Collected data
===============
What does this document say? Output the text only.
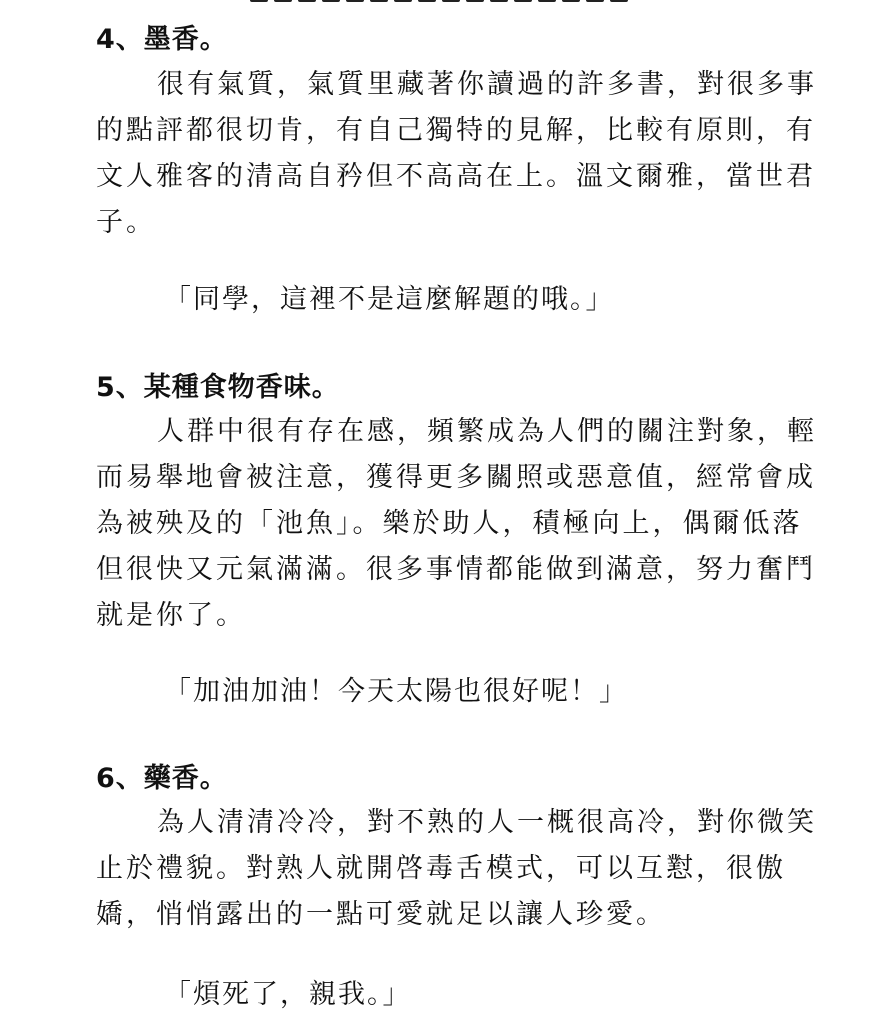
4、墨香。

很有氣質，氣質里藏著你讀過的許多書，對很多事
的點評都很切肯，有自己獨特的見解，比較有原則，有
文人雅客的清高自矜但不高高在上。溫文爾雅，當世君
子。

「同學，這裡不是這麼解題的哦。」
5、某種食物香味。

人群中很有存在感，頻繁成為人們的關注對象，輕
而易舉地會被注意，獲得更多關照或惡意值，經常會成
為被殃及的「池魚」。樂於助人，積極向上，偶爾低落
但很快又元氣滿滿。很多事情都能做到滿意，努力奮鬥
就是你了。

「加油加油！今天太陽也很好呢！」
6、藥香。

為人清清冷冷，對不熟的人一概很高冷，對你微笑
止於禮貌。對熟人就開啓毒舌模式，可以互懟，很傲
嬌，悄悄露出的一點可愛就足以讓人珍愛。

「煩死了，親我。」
===============
• Task prompt: Leave the pictures out and copy the rest of the data exactly.

• The reply:
What does this document say? Output the text only.
4、墨香。

很有氣質，氣質里藏著你讀過的許多書，對很多事
的點評都很切肯，有自己獨特的見解，比較有原則，有
文人雅客的清高自矜但不高高在上。溫文爾雅，當世君
子。

「同學，這裡不是這麼解題的哦。」
5、某種食物香味。

人群中很有存在感，頻繁成為人們的關注對象，輕
而易舉地會被注意，獲得更多關照或惡意值，經常會成
為被殃及的「池魚」。樂於助人，積極向上，偶爾低落
但很快又元氣滿滿。很多事情都能做到滿意，努力奮鬥
就是你了。

「加油加油！今天太陽也很好呢！」
6、藥香。

為人清清冷冷，對不熟的人一概很高冷，對你微笑
止於禮貌。對熟人就開啓毒舌模式，可以互懟，很傲
嬌，悄悄露出的一點可愛就足以讓人珍愛。

「煩死了，親我。」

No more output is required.